Instructions:
1 – In the sleep apnea article, what is the ASAA's annual September campaign called?
2 – Transcribe part of the sleep apnea article, beginning at the words "LMH Sleep Center: www.lmh.org/care-treatment/sleep-center/" and stopping after the words "adjusting bedroom temperatures.".

Excerpt provided:
=== Section Start ===

Treat sleep apnea for better sleep and quality of life

For someone with sleep apnea, specialists may recommend use of a positive airway pressure machine, used with a variety of breathing masks.

Being productive when you’re awake is important. But sleep itself can be productive in its own right.

A night of restful sleep helps us think more clearly, focus better and have quicker reflexes, according to the National Institutes of Health. But there are a host of disorders that affect people’s ability to benefit from a good night’s sleep, including sleep apnea.

The ASAA’s annual Sleeptember campaign in September is designed to create greater conversations about healthy sleep, to raise the awareness of the risks of untreated sleep disorders like sleep apnea and to initiate taking healthy actions.

Resources

American Sleep Apnea Association: www.sleepapnea.org/

LMH Sleep Center: www.lmh.org/care-treatment/sleep-center/

Lack of sleep can create serious problems. Doctors with the NIH say loss of sleep impairs our reasoning, problem-solving skills and attention to detail. Tired people tend to be less productive at work and have a higher risk for traffic accidents. Short periods of sleep loss can make us moody; over the long term it can affect memory and depression and can even contribute to health problems such as obesity, heart disease, hypertension and diabetes.

Good “sleep hygiene” involves habits that increase our likelihood of having a good night’s sleep. The National Sleep Foundation recommends everything from avoiding naps and alcohol to adjusting bedroom temperatures.

=== Section End ===

Supplied data:
=== Section Start ===

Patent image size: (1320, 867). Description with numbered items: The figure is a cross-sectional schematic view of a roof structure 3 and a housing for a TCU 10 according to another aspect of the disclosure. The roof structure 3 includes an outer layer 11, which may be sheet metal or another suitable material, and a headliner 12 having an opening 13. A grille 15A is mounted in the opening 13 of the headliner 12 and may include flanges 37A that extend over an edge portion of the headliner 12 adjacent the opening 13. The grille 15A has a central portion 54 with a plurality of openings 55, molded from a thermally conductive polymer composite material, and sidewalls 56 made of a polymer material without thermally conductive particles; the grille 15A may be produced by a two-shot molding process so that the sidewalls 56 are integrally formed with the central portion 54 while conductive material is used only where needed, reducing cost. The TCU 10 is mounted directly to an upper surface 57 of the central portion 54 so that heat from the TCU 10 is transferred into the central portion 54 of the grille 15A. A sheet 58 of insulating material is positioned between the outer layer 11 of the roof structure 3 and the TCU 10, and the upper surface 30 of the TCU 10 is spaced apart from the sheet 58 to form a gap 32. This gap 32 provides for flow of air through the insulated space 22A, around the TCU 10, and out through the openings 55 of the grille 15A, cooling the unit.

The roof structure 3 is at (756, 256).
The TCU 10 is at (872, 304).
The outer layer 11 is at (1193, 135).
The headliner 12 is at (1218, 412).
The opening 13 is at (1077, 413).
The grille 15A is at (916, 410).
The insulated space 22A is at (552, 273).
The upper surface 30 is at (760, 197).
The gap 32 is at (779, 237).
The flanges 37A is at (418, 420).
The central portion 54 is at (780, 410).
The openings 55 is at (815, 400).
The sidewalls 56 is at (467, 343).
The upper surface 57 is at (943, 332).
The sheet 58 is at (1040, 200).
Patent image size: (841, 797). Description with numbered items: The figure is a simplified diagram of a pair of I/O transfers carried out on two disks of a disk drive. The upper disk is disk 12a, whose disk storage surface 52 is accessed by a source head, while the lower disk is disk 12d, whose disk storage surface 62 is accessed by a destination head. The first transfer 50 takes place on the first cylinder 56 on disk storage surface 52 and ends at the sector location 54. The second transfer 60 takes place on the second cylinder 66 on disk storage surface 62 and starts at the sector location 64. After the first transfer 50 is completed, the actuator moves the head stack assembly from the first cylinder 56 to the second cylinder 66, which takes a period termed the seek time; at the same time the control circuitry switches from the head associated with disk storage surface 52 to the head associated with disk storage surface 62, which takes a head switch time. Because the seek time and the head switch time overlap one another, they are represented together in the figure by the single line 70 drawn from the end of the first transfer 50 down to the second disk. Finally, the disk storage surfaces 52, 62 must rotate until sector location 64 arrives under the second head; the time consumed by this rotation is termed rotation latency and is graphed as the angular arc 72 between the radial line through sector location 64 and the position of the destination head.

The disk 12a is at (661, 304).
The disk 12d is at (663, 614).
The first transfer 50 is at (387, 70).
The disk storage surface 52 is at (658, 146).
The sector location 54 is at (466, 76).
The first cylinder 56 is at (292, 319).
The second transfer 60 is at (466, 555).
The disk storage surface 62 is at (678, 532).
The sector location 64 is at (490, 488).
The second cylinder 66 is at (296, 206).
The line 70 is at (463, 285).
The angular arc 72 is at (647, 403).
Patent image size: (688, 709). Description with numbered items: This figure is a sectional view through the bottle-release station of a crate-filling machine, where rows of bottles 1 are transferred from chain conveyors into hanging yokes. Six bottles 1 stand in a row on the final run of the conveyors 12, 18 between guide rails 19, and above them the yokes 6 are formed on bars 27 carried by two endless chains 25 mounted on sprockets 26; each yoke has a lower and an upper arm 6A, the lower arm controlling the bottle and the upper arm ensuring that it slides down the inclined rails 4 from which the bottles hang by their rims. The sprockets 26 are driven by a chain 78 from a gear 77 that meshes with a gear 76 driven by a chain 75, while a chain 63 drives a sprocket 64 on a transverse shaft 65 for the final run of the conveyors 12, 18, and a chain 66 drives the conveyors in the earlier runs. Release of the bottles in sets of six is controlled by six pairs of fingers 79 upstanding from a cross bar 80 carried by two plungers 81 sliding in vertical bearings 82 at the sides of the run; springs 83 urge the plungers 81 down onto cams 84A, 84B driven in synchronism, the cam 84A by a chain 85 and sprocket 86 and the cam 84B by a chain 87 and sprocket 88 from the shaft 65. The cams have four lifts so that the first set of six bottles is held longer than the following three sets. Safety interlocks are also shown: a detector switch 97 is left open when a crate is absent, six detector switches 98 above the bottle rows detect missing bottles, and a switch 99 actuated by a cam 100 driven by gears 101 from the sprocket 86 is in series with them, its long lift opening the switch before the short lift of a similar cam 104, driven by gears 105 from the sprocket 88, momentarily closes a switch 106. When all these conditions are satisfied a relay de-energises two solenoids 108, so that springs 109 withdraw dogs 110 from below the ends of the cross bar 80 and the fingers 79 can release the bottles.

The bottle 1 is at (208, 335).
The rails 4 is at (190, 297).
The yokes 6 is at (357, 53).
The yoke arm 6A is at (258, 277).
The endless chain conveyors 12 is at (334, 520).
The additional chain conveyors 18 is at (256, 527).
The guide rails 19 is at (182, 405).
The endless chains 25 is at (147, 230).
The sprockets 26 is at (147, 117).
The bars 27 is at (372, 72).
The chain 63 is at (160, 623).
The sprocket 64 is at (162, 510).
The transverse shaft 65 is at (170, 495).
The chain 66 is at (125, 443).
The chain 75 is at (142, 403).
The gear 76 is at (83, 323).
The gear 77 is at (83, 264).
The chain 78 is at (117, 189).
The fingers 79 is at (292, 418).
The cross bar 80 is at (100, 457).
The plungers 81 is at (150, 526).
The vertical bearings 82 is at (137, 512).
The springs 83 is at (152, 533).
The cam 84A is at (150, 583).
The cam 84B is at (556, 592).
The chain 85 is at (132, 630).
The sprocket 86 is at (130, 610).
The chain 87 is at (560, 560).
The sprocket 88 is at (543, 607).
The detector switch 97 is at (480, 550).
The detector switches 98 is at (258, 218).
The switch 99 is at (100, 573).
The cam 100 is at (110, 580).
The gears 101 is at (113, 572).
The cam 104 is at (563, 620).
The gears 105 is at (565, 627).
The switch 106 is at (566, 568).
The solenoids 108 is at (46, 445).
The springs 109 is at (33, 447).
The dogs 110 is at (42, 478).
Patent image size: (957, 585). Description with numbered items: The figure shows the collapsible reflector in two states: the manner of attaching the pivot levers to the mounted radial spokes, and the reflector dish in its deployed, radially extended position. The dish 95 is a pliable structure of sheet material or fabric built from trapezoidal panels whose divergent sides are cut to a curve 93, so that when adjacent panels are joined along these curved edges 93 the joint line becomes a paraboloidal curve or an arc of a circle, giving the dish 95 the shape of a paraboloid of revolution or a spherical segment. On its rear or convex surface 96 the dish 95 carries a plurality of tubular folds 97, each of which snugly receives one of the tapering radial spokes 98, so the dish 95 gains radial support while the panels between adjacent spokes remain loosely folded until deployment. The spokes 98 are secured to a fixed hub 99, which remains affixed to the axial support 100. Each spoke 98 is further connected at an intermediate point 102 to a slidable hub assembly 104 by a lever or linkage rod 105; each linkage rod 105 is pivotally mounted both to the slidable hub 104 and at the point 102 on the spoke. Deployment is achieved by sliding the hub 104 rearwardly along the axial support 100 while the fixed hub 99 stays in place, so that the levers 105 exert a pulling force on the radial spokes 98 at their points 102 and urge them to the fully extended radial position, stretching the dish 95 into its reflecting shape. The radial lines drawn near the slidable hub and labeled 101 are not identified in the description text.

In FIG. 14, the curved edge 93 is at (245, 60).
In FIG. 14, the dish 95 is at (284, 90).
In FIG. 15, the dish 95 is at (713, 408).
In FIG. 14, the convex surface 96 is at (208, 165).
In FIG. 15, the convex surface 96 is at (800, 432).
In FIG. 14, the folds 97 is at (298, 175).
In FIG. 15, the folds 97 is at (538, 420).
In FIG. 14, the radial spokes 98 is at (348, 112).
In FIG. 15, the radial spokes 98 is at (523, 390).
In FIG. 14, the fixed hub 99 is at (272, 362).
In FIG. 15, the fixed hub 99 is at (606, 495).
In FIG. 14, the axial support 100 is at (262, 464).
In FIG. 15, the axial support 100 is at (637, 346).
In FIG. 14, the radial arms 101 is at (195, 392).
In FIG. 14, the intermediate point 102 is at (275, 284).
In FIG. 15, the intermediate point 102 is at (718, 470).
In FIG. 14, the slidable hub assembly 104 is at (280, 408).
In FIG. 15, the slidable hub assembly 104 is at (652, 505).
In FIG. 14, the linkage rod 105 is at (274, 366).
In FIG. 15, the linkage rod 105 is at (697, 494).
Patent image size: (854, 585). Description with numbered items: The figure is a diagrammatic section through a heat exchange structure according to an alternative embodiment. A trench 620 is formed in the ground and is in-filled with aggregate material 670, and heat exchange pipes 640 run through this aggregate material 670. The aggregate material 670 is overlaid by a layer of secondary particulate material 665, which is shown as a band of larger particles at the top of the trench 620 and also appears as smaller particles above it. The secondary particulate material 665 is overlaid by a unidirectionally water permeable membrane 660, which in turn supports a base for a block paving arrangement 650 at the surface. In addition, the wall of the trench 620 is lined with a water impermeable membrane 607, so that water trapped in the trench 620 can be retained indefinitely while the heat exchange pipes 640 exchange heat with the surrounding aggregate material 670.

=== Section End ===

Exercise answers:
1 – Sleeptember

2 –
LMH Sleep Center: www.lmh.org/care-treatment/sleep-center/

Lack of sleep can create serious problems. Doctors with the NIH say loss of sleep impairs our reasoning, problem-solving skills and attention to detail. Tired people tend to be less productive at work and have a higher risk for traffic accidents. Short periods of sleep loss can make us moody; over the long term it can affect memory and depression and can even contribute to health problems such as obesity, heart disease, hypertension and diabetes.

Good “sleep hygiene” involves habits that increase our likelihood of having a good night’s sleep. The National Sleep Foundation recommends everything from avoiding naps and alcohol to adjusting bedroom temperatures.